- _What the task asks_: Write out the records again, exactly, leaving none out.

Stored dataset items
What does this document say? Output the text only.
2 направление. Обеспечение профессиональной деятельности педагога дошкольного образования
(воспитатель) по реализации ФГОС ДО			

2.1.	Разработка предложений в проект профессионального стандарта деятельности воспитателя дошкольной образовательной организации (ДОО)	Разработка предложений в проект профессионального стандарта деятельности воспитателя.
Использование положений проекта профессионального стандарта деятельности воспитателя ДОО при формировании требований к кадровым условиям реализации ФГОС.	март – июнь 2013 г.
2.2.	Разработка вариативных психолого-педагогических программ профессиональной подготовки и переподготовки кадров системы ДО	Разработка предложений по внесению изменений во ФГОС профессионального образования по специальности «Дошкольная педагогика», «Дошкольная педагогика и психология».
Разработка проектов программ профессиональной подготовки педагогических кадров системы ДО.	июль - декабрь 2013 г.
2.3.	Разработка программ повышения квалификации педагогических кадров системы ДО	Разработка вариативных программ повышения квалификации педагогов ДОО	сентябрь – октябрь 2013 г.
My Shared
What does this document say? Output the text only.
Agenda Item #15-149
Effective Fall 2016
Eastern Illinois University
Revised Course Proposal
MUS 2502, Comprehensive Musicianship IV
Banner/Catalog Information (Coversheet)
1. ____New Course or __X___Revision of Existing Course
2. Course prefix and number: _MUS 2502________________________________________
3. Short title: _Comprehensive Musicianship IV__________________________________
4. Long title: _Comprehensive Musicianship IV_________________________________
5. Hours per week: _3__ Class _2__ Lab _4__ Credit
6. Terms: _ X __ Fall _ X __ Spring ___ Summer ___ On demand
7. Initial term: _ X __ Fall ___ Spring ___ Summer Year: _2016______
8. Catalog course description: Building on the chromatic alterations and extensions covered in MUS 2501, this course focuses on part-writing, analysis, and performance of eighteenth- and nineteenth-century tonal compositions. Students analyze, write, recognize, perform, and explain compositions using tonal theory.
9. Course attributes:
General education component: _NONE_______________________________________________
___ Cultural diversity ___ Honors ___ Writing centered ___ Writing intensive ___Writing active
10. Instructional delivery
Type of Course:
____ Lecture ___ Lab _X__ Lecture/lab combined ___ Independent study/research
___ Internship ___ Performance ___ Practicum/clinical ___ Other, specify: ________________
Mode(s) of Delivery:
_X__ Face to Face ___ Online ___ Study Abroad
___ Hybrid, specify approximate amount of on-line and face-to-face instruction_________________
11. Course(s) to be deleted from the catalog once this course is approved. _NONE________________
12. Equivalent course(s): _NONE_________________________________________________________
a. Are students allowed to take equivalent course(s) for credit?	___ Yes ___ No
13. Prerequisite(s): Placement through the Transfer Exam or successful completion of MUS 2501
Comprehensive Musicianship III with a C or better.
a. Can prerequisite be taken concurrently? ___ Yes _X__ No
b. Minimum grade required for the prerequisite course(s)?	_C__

- _Finished exercise_:
What does this document say? Output the text only.
2 направление. Обеспечение профессиональной деятельности педагога дошкольного образования
(воспитатель) по реализации ФГОС ДО			

2.1.	Разработка предложений в проект профессионального стандарта деятельности воспитателя дошкольной образовательной организации (ДОО)	Разработка предложений в проект профессионального стандарта деятельности воспитателя.
Использование положений проекта профессионального стандарта деятельности воспитателя ДОО при формировании требований к кадровым условиям реализации ФГОС.	март – июнь 2013 г.
2.2.	Разработка вариативных психолого-педагогических программ профессиональной подготовки и переподготовки кадров системы ДО	Разработка предложений по внесению изменений во ФГОС профессионального образования по специальности «Дошкольная педагогика», «Дошкольная педагогика и психология».
Разработка проектов программ профессиональной подготовки педагогических кадров системы ДО.	июль - декабрь 2013 г.
2.3.	Разработка программ повышения квалификации педагогических кадров системы ДО	Разработка вариативных программ повышения квалификации педагогов ДОО	сентябрь – октябрь 2013 г.
My Shared
What does this document say? Output the text only.
Agenda Item #15-149
Effective Fall 2016
Eastern Illinois University
Revised Course Proposal
MUS 2502, Comprehensive Musicianship IV
Banner/Catalog Information (Coversheet)
1. ____New Course or __X___Revision of Existing Course
2. Course prefix and number: _MUS 2502________________________________________
3. Short title: _Comprehensive Musicianship IV__________________________________
4. Long title: _Comprehensive Musicianship IV_________________________________
5. Hours per week: _3__ Class _2__ Lab _4__ Credit
6. Terms: _ X __ Fall _ X __ Spring ___ Summer ___ On demand
7. Initial term: _ X __ Fall ___ Spring ___ Summer Year: _2016______
8. Catalog course description: Building on the chromatic alterations and extensions covered in MUS 2501, this course focuses on part-writing, analysis, and performance of eighteenth- and nineteenth-century tonal compositions. Students analyze, write, recognize, perform, and explain compositions using tonal theory.
9. Course attributes:
General education component: _NONE_______________________________________________
___ Cultural diversity ___ Honors ___ Writing centered ___ Writing intensive ___Writing active
10. Instructional delivery
Type of Course:
____ Lecture ___ Lab _X__ Lecture/lab combined ___ Independent study/research
___ Internship ___ Performance ___ Practicum/clinical ___ Other, specify: ________________
Mode(s) of Delivery:
_X__ Face to Face ___ Online ___ Study Abroad
___ Hybrid, specify approximate amount of on-line and face-to-face instruction_________________
11. Course(s) to be deleted from the catalog once this course is approved. _NONE________________
12. Equivalent course(s): _NONE_________________________________________________________
a. Are students allowed to take equivalent course(s) for credit?	___ Yes ___ No
13. Prerequisite(s): Placement through the Transfer Exam or successful completion of MUS 2501
Comprehensive Musicianship III with a C or better.
a. Can prerequisite be taken concurrently? ___ Yes _X__ No
b. Minimum grade required for the prerequisite course(s)?	_C__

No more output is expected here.